[Data shown start]
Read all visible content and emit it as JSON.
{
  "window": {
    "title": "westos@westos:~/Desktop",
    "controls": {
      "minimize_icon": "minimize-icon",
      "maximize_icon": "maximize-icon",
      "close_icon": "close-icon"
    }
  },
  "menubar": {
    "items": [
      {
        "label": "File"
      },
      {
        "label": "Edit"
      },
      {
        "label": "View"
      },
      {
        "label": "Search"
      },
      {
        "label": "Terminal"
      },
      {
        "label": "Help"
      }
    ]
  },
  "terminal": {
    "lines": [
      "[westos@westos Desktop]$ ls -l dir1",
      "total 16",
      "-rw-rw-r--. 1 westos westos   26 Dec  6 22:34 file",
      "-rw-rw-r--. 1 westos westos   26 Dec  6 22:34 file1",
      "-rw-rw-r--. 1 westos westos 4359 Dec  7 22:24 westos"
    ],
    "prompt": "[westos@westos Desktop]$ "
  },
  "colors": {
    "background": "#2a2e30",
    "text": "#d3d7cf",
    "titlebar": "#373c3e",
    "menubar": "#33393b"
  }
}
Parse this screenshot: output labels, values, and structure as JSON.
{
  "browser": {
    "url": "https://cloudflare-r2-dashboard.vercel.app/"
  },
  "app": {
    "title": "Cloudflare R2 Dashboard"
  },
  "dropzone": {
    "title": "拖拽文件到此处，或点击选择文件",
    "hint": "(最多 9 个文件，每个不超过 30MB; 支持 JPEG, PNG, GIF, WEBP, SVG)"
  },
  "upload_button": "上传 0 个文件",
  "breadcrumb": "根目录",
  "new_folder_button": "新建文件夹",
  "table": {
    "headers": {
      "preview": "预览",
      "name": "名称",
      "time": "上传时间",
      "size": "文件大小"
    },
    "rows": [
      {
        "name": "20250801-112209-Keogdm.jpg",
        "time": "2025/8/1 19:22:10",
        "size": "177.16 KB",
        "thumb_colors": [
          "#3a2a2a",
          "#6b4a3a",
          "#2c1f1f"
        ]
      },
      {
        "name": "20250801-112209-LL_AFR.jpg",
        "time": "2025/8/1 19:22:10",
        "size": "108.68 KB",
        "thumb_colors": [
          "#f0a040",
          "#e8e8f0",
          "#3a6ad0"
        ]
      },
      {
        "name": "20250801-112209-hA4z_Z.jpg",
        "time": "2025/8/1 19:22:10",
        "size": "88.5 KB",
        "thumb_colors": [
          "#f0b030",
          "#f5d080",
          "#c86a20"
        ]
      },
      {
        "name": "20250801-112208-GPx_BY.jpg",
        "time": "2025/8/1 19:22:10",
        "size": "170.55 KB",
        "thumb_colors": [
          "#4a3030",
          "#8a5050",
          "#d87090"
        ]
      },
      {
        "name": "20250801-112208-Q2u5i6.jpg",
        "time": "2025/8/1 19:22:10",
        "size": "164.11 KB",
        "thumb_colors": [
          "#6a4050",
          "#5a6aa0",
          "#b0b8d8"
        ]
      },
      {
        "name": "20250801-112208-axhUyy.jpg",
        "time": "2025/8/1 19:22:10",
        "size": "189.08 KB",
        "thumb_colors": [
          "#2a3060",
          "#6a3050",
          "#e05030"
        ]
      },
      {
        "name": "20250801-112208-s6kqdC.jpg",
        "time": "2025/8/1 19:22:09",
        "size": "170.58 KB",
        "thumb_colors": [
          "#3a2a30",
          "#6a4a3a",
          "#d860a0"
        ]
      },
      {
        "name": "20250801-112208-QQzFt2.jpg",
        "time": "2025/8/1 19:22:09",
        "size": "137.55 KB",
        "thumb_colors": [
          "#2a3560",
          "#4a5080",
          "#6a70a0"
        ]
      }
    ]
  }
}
[Data shown end]
__Exercise aim__: Exactly as written, please output every entry.

__Problem solution__:
Read all visible content and emit it as JSON.
{
  "window": {
    "title": "westos@westos:~/Desktop",
    "controls": {
      "minimize_icon": "minimize-icon",
      "maximize_icon": "maximize-icon",
      "close_icon": "close-icon"
    }
  },
  "menubar": {
    "items": [
      {
        "label": "File"
      },
      {
        "label": "Edit"
      },
      {
        "label": "View"
      },
      {
        "label": "Search"
      },
      {
        "label": "Terminal"
      },
      {
        "label": "Help"
      }
    ]
  },
  "terminal": {
    "lines": [
      "[westos@westos Desktop]$ ls -l dir1",
      "total 16",
      "-rw-rw-r--. 1 westos westos   26 Dec  6 22:34 file",
      "-rw-rw-r--. 1 westos westos   26 Dec  6 22:34 file1",
      "-rw-rw-r--. 1 westos westos 4359 Dec  7 22:24 westos"
    ],
    "prompt": "[westos@westos Desktop]$ "
  },
  "colors": {
    "background": "#2a2e30",
    "text": "#d3d7cf",
    "titlebar": "#373c3e",
    "menubar": "#33393b"
  }
}
Parse this screenshot: output labels, values, and structure as JSON.
{
  "browser": {
    "url": "https://cloudflare-r2-dashboard.vercel.app/"
  },
  "app": {
    "title": "Cloudflare R2 Dashboard"
  },
  "dropzone": {
    "title": "拖拽文件到此处，或点击选择文件",
    "hint": "(最多 9 个文件，每个不超过 30MB; 支持 JPEG, PNG, GIF, WEBP, SVG)"
  },
  "upload_button": "上传 0 个文件",
  "breadcrumb": "根目录",
  "new_folder_button": "新建文件夹",
  "table": {
    "headers": {
      "preview": "预览",
      "name": "名称",
      "time": "上传时间",
      "size": "文件大小"
    },
    "rows": [
      {
        "name": "20250801-112209-Keogdm.jpg",
        "time": "2025/8/1 19:22:10",
        "size": "177.16 KB",
        "thumb_colors": [
          "#3a2a2a",
          "#6b4a3a",
          "#2c1f1f"
        ]
      },
      {
        "name": "20250801-112209-LL_AFR.jpg",
        "time": "2025/8/1 19:22:10",
        "size": "108.68 KB",
        "thumb_colors": [
          "#f0a040",
          "#e8e8f0",
          "#3a6ad0"
        ]
      },
      {
        "name": "20250801-112209-hA4z_Z.jpg",
        "time": "2025/8/1 19:22:10",
        "size": "88.5 KB",
        "thumb_colors": [
          "#f0b030",
          "#f5d080",
          "#c86a20"
        ]
      },
      {
        "name": "20250801-112208-GPx_BY.jpg",
        "time": "2025/8/1 19:22:10",
        "size": "170.55 KB",
        "thumb_colors": [
          "#4a3030",
          "#8a5050",
          "#d87090"
        ]
      },
      {
        "name": "20250801-112208-Q2u5i6.jpg",
        "time": "2025/8/1 19:22:10",
        "size": "164.11 KB",
        "thumb_colors": [
          "#6a4050",
          "#5a6aa0",
          "#b0b8d8"
        ]
      },
      {
        "name": "20250801-112208-axhUyy.jpg",
        "time": "2025/8/1 19:22:10",
        "size": "189.08 KB",
        "thumb_colors": [
          "#2a3060",
          "#6a3050",
          "#e05030"
        ]
      },
      {
        "name": "20250801-112208-s6kqdC.jpg",
        "time": "2025/8/1 19:22:09",
        "size": "170.58 KB",
        "thumb_colors": [
          "#3a2a30",
          "#6a4a3a",
          "#d860a0"
        ]
      },
      {
        "name": "20250801-112208-QQzFt2.jpg",
        "time": "2025/8/1 19:22:09",
        "size": "137.55 KB",
        "thumb_colors": [
          "#2a3560",
          "#4a5080",
          "#6a70a0"
        ]
      }
    ]
  }
}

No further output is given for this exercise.